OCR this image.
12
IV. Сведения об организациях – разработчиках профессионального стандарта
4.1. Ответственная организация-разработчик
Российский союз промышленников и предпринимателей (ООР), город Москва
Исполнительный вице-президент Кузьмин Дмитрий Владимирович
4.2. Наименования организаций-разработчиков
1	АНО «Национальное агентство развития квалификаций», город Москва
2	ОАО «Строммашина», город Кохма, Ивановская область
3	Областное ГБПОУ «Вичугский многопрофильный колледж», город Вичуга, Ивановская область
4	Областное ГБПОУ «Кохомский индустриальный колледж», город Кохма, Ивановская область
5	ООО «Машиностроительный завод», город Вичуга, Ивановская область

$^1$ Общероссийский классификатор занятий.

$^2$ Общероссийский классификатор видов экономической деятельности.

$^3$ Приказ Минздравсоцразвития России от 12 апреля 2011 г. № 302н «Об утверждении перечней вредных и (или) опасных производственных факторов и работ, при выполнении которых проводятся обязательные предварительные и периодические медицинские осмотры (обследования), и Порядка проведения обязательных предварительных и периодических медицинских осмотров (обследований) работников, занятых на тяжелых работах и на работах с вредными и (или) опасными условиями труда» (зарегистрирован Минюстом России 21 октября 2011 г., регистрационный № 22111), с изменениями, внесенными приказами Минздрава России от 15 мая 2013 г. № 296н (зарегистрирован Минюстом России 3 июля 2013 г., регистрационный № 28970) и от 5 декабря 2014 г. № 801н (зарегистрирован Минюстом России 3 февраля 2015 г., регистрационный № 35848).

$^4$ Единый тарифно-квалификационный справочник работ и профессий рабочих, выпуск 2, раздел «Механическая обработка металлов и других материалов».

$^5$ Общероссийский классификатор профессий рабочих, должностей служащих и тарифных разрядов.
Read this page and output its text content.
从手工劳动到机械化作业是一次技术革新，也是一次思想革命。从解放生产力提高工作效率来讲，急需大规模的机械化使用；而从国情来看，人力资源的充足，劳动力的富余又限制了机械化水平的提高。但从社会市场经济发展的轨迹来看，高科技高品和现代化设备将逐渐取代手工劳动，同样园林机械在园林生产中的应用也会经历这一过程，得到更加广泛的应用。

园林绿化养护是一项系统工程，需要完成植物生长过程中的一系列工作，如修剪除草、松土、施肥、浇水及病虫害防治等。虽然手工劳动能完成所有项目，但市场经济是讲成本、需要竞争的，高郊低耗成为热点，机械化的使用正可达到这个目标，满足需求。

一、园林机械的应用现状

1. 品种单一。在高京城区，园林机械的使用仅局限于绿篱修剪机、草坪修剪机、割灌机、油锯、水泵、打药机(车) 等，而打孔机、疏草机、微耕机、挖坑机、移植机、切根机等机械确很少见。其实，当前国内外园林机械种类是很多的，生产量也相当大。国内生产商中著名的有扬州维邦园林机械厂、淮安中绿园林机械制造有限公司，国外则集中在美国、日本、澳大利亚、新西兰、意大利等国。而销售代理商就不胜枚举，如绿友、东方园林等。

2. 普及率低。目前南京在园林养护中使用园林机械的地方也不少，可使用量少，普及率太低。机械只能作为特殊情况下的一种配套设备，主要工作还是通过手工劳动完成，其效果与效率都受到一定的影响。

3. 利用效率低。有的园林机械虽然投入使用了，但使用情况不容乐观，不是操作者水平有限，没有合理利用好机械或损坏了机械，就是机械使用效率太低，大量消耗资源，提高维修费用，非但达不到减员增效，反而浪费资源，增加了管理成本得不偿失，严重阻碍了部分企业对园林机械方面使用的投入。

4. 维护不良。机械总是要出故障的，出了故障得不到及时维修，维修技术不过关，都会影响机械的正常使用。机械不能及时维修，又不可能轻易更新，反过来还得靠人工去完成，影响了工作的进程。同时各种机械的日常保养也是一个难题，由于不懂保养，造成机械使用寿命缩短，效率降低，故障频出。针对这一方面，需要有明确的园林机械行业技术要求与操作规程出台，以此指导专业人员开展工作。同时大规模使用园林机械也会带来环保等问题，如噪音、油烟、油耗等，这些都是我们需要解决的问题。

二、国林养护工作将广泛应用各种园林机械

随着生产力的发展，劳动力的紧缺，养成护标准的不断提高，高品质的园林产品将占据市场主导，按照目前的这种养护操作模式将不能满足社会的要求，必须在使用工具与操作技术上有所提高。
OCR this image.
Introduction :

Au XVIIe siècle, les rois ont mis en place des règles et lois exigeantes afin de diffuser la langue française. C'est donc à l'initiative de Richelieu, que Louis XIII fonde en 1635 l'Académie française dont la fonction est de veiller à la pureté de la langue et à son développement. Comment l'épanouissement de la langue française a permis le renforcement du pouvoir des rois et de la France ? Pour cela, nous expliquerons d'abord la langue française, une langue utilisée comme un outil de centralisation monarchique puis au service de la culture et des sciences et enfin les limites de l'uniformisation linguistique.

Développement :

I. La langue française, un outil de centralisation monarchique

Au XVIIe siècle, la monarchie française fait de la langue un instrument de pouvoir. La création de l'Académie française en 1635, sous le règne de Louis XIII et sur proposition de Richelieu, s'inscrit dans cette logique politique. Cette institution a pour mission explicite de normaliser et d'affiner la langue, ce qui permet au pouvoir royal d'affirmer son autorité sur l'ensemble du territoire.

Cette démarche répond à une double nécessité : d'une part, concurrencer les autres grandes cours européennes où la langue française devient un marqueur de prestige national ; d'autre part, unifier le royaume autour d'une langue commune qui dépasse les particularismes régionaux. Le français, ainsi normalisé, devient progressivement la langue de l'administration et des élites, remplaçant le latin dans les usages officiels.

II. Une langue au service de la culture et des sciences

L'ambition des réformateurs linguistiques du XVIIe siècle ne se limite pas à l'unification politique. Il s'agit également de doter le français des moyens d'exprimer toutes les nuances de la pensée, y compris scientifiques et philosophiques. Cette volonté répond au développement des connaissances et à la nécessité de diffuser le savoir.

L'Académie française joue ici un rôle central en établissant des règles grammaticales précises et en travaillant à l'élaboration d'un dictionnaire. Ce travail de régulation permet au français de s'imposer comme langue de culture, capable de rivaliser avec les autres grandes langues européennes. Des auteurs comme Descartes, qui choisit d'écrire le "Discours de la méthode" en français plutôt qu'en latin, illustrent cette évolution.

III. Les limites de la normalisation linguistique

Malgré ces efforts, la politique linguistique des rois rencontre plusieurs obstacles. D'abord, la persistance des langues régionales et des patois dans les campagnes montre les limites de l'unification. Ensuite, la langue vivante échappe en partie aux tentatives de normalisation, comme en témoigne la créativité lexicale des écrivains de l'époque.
***
* [JOB]: Print every record above exactly as written.

* [EXERCISE SOLUTION]:
OCR this image.
12
IV. Сведения об организациях – разработчиках профессионального стандарта
4.1. Ответственная организация-разработчик
Российский союз промышленников и предпринимателей (ООР), город Москва
Исполнительный вице-президент Кузьмин Дмитрий Владимирович
4.2. Наименования организаций-разработчиков
1	АНО «Национальное агентство развития квалификаций», город Москва
2	ОАО «Строммашина», город Кохма, Ивановская область
3	Областное ГБПОУ «Вичугский многопрофильный колледж», город Вичуга, Ивановская область
4	Областное ГБПОУ «Кохомский индустриальный колледж», город Кохма, Ивановская область
5	ООО «Машиностроительный завод», город Вичуга, Ивановская область

$^1$ Общероссийский классификатор занятий.

$^2$ Общероссийский классификатор видов экономической деятельности.

$^3$ Приказ Минздравсоцразвития России от 12 апреля 2011 г. № 302н «Об утверждении перечней вредных и (или) опасных производственных факторов и работ, при выполнении которых проводятся обязательные предварительные и периодические медицинские осмотры (обследования), и Порядка проведения обязательных предварительных и периодических медицинских осмотров (обследований) работников, занятых на тяжелых работах и на работах с вредными и (или) опасными условиями труда» (зарегистрирован Минюстом России 21 октября 2011 г., регистрационный № 22111), с изменениями, внесенными приказами Минздрава России от 15 мая 2013 г. № 296н (зарегистрирован Минюстом России 3 июля 2013 г., регистрационный № 28970) и от 5 декабря 2014 г. № 801н (зарегистрирован Минюстом России 3 февраля 2015 г., регистрационный № 35848).

$^4$ Единый тарифно-квалификационный справочник работ и профессий рабочих, выпуск 2, раздел «Механическая обработка металлов и других материалов».

$^5$ Общероссийский классификатор профессий рабочих, должностей служащих и тарифных разрядов.
Read this page and output its text content.
从手工劳动到机械化作业是一次技术革新，也是一次思想革命。从解放生产力提高工作效率来讲，急需大规模的机械化使用；而从国情来看，人力资源的充足，劳动力的富余又限制了机械化水平的提高。但从社会市场经济发展的轨迹来看，高科技高品和现代化设备将逐渐取代手工劳动，同样园林机械在园林生产中的应用也会经历这一过程，得到更加广泛的应用。

园林绿化养护是一项系统工程，需要完成植物生长过程中的一系列工作，如修剪除草、松土、施肥、浇水及病虫害防治等。虽然手工劳动能完成所有项目，但市场经济是讲成本、需要竞争的，高郊低耗成为热点，机械化的使用正可达到这个目标，满足需求。

一、园林机械的应用现状

1. 品种单一。在高京城区，园林机械的使用仅局限于绿篱修剪机、草坪修剪机、割灌机、油锯、水泵、打药机(车) 等，而打孔机、疏草机、微耕机、挖坑机、移植机、切根机等机械确很少见。其实，当前国内外园林机械种类是很多的，生产量也相当大。国内生产商中著名的有扬州维邦园林机械厂、淮安中绿园林机械制造有限公司，国外则集中在美国、日本、澳大利亚、新西兰、意大利等国。而销售代理商就不胜枚举，如绿友、东方园林等。

2. 普及率低。目前南京在园林养护中使用园林机械的地方也不少，可使用量少，普及率太低。机械只能作为特殊情况下的一种配套设备，主要工作还是通过手工劳动完成，其效果与效率都受到一定的影响。

3. 利用效率低。有的园林机械虽然投入使用了，但使用情况不容乐观，不是操作者水平有限，没有合理利用好机械或损坏了机械，就是机械使用效率太低，大量消耗资源，提高维修费用，非但达不到减员增效，反而浪费资源，增加了管理成本得不偿失，严重阻碍了部分企业对园林机械方面使用的投入。

4. 维护不良。机械总是要出故障的，出了故障得不到及时维修，维修技术不过关，都会影响机械的正常使用。机械不能及时维修，又不可能轻易更新，反过来还得靠人工去完成，影响了工作的进程。同时各种机械的日常保养也是一个难题，由于不懂保养，造成机械使用寿命缩短，效率降低，故障频出。针对这一方面，需要有明确的园林机械行业技术要求与操作规程出台，以此指导专业人员开展工作。同时大规模使用园林机械也会带来环保等问题，如噪音、油烟、油耗等，这些都是我们需要解决的问题。

二、国林养护工作将广泛应用各种园林机械

随着生产力的发展，劳动力的紧缺，养成护标准的不断提高，高品质的园林产品将占据市场主导，按照目前的这种养护操作模式将不能满足社会的要求，必须在使用工具与操作技术上有所提高。
OCR this image.
Introduction :

Au XVIIe siècle, les rois ont mis en place des règles et lois exigeantes afin de diffuser la langue française. C'est donc à l'initiative de Richelieu, que Louis XIII fonde en 1635 l'Académie française dont la fonction est de veiller à la pureté de la langue et à son développement. Comment l'épanouissement de la langue française a permis le renforcement du pouvoir des rois et de la France ? Pour cela, nous expliquerons d'abord la langue française, une langue utilisée comme un outil de centralisation monarchique puis au service de la culture et des sciences et enfin les limites de l'uniformisation linguistique.

Développement :

I. La langue française, un outil de centralisation monarchique

Au XVIIe siècle, la monarchie française fait de la langue un instrument de pouvoir. La création de l'Académie française en 1635, sous le règne de Louis XIII et sur proposition de Richelieu, s'inscrit dans cette logique politique. Cette institution a pour mission explicite de normaliser et d'affiner la langue, ce qui permet au pouvoir royal d'affirmer son autorité sur l'ensemble du territoire.

Cette démarche répond à une double nécessité : d'une part, concurrencer les autres grandes cours européennes où la langue française devient un marqueur de prestige national ; d'autre part, unifier le royaume autour d'une langue commune qui dépasse les particularismes régionaux. Le français, ainsi normalisé, devient progressivement la langue de l'administration et des élites, remplaçant le latin dans les usages officiels.

II. Une langue au service de la culture et des sciences

L'ambition des réformateurs linguistiques du XVIIe siècle ne se limite pas à l'unification politique. Il s'agit également de doter le français des moyens d'exprimer toutes les nuances de la pensée, y compris scientifiques et philosophiques. Cette volonté répond au développement des connaissances et à la nécessité de diffuser le savoir.

L'Académie française joue ici un rôle central en établissant des règles grammaticales précises et en travaillant à l'élaboration d'un dictionnaire. Ce travail de régulation permet au français de s'imposer comme langue de culture, capable de rivaliser avec les autres grandes langues européennes. Des auteurs comme Descartes, qui choisit d'écrire le "Discours de la méthode" en français plutôt qu'en latin, illustrent cette évolution.

III. Les limites de la normalisation linguistique

Malgré ces efforts, la politique linguistique des rois rencontre plusieurs obstacles. D'abord, la persistance des langues régionales et des patois dans les campagnes montre les limites de l'unification. Ensuite, la langue vivante échappe en partie aux tentatives de normalisation, comme en témoigne la créativité lexicale des écrivains de l'époque.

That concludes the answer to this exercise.